> [Exercise task]
Will you output all of the data below exactly, omitting the images?

## Start Entries

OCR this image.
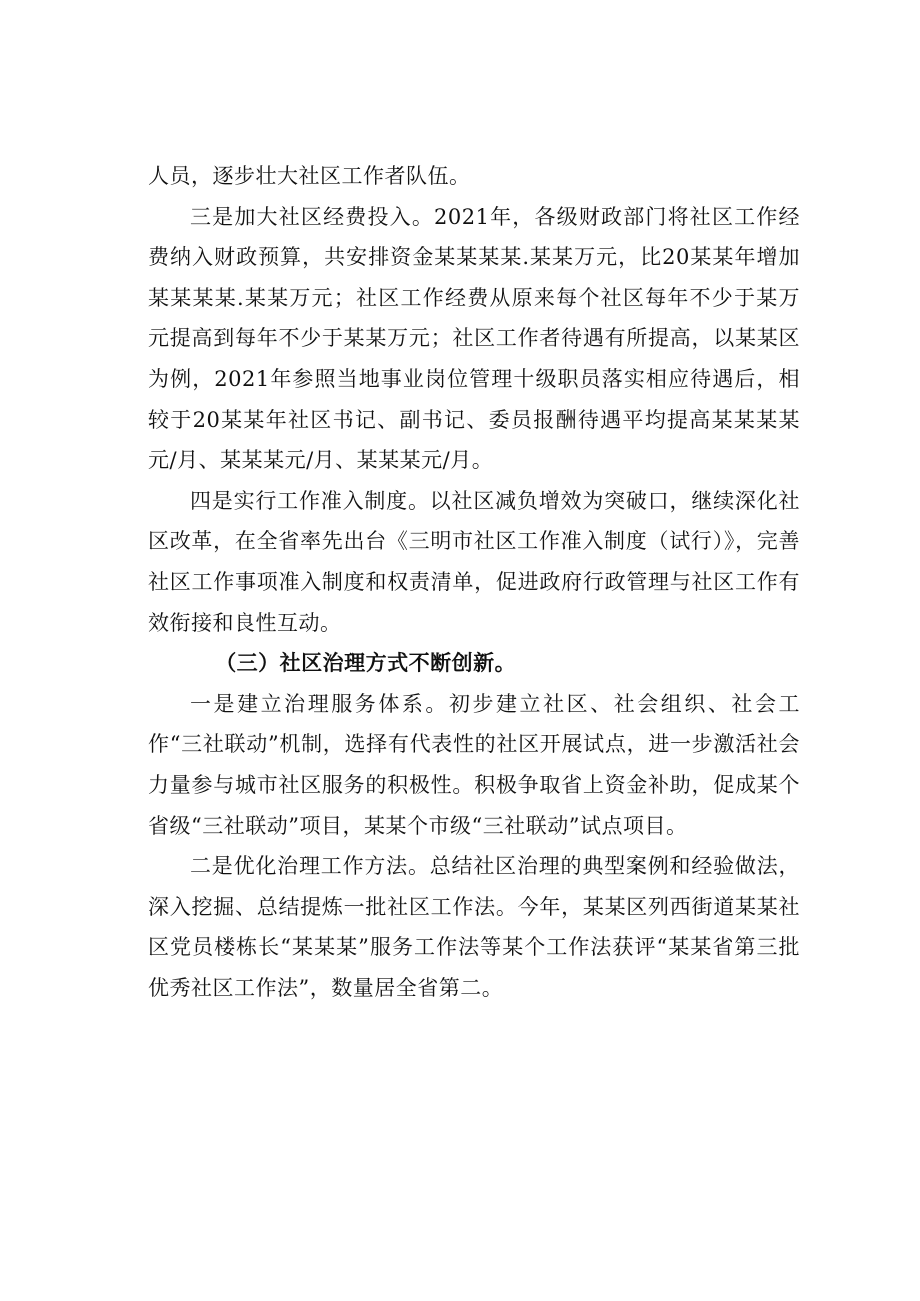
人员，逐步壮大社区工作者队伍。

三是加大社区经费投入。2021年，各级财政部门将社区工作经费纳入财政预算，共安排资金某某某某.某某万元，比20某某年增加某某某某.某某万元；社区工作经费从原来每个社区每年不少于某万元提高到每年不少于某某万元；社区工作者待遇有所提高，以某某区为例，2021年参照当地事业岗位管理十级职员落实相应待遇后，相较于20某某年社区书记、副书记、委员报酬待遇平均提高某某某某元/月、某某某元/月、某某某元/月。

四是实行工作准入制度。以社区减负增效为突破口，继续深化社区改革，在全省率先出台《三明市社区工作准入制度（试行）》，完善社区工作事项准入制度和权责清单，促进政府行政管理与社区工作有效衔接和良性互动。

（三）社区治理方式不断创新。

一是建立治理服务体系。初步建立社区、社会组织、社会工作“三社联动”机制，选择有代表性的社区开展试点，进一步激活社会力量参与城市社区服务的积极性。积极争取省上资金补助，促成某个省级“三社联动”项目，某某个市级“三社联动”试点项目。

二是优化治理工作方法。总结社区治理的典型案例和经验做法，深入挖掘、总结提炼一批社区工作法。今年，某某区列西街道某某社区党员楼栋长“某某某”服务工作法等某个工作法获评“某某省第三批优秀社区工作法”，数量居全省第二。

## End Entries

> [Response below]
OCR this image.
人员，逐步壮大社区工作者队伍。

三是加大社区经费投入。2021年，各级财政部门将社区工作经费纳入财政预算，共安排资金某某某某.某某万元，比20某某年增加某某某某.某某万元；社区工作经费从原来每个社区每年不少于某万元提高到每年不少于某某万元；社区工作者待遇有所提高，以某某区为例，2021年参照当地事业岗位管理十级职员落实相应待遇后，相较于20某某年社区书记、副书记、委员报酬待遇平均提高某某某某元/月、某某某元/月、某某某元/月。

四是实行工作准入制度。以社区减负增效为突破口，继续深化社区改革，在全省率先出台《三明市社区工作准入制度（试行）》，完善社区工作事项准入制度和权责清单，促进政府行政管理与社区工作有效衔接和良性互动。

（三）社区治理方式不断创新。

一是建立治理服务体系。初步建立社区、社会组织、社会工作“三社联动”机制，选择有代表性的社区开展试点，进一步激活社会力量参与城市社区服务的积极性。积极争取省上资金补助，促成某个省级“三社联动”项目，某某个市级“三社联动”试点项目。

二是优化治理工作方法。总结社区治理的典型案例和经验做法，深入挖掘、总结提炼一批社区工作法。今年，某某区列西街道某某社区党员楼栋长“某某某”服务工作法等某个工作法获评“某某省第三批优秀社区工作法”，数量居全省第二。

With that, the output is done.